> [Objective]: Could you write out the items again, from the first one through the line with "indicator-row[interactable]: 50w IT", switching "WinWay" to "WW" and leaving everything else unchanged?

+++ Data in this exercise +++

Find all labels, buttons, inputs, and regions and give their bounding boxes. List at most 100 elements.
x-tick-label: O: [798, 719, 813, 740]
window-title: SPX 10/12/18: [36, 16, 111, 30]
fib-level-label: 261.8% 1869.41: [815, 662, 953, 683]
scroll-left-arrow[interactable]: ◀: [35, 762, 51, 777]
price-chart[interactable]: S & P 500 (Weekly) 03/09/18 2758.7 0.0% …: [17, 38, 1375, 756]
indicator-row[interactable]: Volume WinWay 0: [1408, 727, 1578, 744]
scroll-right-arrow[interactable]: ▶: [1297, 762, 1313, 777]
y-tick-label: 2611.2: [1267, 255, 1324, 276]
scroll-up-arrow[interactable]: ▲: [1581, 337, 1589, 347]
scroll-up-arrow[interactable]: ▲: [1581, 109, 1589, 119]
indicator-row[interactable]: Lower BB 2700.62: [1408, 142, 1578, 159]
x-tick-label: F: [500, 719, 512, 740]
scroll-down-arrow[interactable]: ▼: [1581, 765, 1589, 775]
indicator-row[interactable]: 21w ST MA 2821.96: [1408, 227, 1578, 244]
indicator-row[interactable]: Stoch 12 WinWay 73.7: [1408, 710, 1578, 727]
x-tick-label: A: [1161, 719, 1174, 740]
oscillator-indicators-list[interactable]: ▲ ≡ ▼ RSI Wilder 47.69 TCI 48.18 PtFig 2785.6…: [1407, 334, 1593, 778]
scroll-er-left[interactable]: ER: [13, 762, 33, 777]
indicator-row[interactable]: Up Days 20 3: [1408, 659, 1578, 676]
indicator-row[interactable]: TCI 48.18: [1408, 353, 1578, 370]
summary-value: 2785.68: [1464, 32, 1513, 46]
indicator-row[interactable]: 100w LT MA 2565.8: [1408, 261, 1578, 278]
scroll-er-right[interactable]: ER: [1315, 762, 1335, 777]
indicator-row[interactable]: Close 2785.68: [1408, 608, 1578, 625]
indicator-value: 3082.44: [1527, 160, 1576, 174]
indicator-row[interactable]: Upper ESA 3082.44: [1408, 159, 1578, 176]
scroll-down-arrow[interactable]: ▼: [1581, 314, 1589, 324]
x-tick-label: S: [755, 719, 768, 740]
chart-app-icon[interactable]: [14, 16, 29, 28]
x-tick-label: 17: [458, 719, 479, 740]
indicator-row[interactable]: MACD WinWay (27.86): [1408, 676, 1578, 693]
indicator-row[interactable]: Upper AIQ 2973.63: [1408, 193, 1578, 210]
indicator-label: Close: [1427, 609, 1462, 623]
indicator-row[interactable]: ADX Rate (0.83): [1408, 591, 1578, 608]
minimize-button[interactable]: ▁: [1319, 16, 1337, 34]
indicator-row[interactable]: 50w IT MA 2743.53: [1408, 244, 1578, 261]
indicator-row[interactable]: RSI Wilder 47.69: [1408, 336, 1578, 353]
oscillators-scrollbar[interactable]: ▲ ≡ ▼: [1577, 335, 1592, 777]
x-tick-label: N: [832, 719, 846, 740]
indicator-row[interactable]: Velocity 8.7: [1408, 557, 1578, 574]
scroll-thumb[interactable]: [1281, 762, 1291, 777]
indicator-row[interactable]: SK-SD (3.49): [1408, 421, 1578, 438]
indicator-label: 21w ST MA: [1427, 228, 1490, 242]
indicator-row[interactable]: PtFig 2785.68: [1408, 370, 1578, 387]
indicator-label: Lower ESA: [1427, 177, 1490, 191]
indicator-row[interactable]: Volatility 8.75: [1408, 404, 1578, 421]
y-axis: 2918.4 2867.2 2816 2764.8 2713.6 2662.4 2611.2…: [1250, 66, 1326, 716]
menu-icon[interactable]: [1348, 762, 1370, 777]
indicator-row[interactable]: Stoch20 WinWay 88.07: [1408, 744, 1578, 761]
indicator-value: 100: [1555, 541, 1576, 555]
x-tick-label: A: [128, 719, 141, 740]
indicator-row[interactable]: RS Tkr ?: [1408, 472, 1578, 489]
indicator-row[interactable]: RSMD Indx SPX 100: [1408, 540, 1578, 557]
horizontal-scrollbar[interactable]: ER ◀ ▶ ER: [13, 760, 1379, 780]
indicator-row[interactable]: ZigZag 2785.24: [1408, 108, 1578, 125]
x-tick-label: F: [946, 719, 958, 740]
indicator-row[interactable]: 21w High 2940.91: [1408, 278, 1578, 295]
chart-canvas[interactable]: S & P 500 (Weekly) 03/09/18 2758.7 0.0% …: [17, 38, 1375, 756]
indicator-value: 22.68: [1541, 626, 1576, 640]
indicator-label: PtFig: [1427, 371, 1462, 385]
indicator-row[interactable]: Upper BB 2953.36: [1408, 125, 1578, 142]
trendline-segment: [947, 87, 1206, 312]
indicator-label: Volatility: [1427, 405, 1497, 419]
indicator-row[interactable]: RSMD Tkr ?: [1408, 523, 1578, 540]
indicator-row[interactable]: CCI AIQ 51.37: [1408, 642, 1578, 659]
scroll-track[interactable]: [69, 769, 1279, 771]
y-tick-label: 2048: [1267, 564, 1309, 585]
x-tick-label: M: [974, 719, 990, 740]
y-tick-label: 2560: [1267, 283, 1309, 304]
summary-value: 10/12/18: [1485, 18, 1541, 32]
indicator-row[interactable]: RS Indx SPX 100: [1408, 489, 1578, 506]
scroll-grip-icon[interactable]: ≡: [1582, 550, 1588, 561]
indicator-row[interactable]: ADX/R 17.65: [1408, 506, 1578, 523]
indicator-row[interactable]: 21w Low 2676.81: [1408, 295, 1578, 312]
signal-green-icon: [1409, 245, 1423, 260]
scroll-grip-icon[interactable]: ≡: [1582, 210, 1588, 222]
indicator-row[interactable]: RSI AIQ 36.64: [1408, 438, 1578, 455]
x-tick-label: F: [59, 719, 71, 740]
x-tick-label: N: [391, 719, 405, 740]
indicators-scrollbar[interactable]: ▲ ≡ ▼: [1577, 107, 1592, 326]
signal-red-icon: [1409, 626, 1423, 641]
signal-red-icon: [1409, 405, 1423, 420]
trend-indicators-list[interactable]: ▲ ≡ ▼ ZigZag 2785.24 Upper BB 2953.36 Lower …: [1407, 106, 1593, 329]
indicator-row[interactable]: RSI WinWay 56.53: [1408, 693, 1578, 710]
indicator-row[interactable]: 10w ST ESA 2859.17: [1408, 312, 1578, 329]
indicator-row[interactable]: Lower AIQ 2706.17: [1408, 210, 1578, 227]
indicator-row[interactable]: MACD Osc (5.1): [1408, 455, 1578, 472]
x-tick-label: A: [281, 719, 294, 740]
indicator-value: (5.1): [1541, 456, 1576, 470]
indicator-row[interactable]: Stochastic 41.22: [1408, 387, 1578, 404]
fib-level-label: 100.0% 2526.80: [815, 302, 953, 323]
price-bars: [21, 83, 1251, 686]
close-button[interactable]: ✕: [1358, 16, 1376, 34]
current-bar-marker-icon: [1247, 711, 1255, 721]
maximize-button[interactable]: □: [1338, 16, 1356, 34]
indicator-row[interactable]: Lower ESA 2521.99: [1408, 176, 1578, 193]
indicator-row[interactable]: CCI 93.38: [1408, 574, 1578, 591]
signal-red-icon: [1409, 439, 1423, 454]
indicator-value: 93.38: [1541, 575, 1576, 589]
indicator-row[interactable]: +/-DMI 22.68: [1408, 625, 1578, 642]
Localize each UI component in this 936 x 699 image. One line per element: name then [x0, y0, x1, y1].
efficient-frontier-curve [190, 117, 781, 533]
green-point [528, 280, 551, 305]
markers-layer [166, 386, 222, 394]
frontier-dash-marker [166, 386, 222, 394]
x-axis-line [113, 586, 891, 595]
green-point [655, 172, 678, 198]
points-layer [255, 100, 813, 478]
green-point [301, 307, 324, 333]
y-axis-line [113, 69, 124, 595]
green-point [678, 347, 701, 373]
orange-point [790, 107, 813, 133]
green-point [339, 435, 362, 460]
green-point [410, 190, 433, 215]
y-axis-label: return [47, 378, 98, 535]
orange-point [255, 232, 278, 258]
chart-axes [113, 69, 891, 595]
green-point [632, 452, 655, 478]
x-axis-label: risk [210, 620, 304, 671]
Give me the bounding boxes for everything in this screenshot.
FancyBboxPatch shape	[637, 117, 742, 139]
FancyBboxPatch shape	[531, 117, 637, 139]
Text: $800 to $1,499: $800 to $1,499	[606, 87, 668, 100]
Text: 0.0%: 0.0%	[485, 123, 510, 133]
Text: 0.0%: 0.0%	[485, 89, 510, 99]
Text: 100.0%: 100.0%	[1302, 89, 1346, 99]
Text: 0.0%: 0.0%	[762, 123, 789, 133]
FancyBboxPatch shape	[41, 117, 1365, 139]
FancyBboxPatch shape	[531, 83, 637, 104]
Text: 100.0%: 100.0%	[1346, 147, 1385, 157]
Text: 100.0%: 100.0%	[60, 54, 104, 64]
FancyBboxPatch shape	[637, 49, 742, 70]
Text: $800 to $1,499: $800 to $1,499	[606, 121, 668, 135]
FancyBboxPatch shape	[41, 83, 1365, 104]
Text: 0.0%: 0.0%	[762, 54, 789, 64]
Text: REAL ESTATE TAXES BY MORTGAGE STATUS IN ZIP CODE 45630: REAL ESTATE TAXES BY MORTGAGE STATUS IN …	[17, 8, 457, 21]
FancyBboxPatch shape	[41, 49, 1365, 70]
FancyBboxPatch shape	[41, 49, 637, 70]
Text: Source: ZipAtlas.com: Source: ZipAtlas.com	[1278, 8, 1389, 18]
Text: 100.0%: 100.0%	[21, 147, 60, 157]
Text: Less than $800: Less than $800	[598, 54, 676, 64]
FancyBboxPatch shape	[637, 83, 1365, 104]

+++

> [Reply to the task]:
Find all labels, buttons, inputs, and regions and give their bounding boxes. List at most 100 elements.
x-tick-label: O: [798, 719, 813, 740]
window-title: SPX 10/12/18: [36, 16, 111, 30]
fib-level-label: 261.8% 1869.41: [815, 662, 953, 683]
scroll-left-arrow[interactable]: ◀: [35, 762, 51, 777]
price-chart[interactable]: S & P 500 (Weekly) 03/09/18 2758.7 0.0% …: [17, 38, 1375, 756]
indicator-row[interactable]: Volume WW 0: [1408, 727, 1578, 744]
scroll-right-arrow[interactable]: ▶: [1297, 762, 1313, 777]
y-tick-label: 2611.2: [1267, 255, 1324, 276]
scroll-up-arrow[interactable]: ▲: [1581, 337, 1589, 347]
scroll-up-arrow[interactable]: ▲: [1581, 109, 1589, 119]
indicator-row[interactable]: Lower BB 2700.62: [1408, 142, 1578, 159]
x-tick-label: F: [500, 719, 512, 740]
scroll-down-arrow[interactable]: ▼: [1581, 765, 1589, 775]
indicator-row[interactable]: 21w ST MA 2821.96: [1408, 227, 1578, 244]
indicator-row[interactable]: Stoch 12 WW 73.7: [1408, 710, 1578, 727]
x-tick-label: A: [1161, 719, 1174, 740]
oscillator-indicators-list[interactable]: ▲ ≡ ▼ RSI Wilder 47.69 TCI 48.18 PtFig 2785.6…: [1407, 334, 1593, 778]
scroll-er-left[interactable]: ER: [13, 762, 33, 777]
indicator-row[interactable]: Up Days 20 3: [1408, 659, 1578, 676]
indicator-row[interactable]: TCI 48.18: [1408, 353, 1578, 370]
summary-value: 2785.68: [1464, 32, 1513, 46]
indicator-row[interactable]: 100w LT MA 2565.8: [1408, 261, 1578, 278]
scroll-er-right[interactable]: ER: [1315, 762, 1335, 777]
indicator-row[interactable]: Close 2785.68: [1408, 608, 1578, 625]
indicator-value: 3082.44: [1527, 160, 1576, 174]
indicator-row[interactable]: Upper ESA 3082.44: [1408, 159, 1578, 176]
scroll-down-arrow[interactable]: ▼: [1581, 314, 1589, 324]
x-tick-label: S: [755, 719, 768, 740]
chart-app-icon[interactable]: [14, 16, 29, 28]
x-tick-label: 17: [458, 719, 479, 740]
indicator-row[interactable]: MACD WW (27.86): [1408, 676, 1578, 693]
indicator-row[interactable]: Upper AIQ 2973.63: [1408, 193, 1578, 210]
indicator-label: Close: [1427, 609, 1462, 623]
indicator-row[interactable]: ADX Rate (0.83): [1408, 591, 1578, 608]
minimize-button[interactable]: ▁: [1319, 16, 1337, 34]
indicator-row[interactable]: 50w IT MA 2743.53: [1408, 244, 1578, 261]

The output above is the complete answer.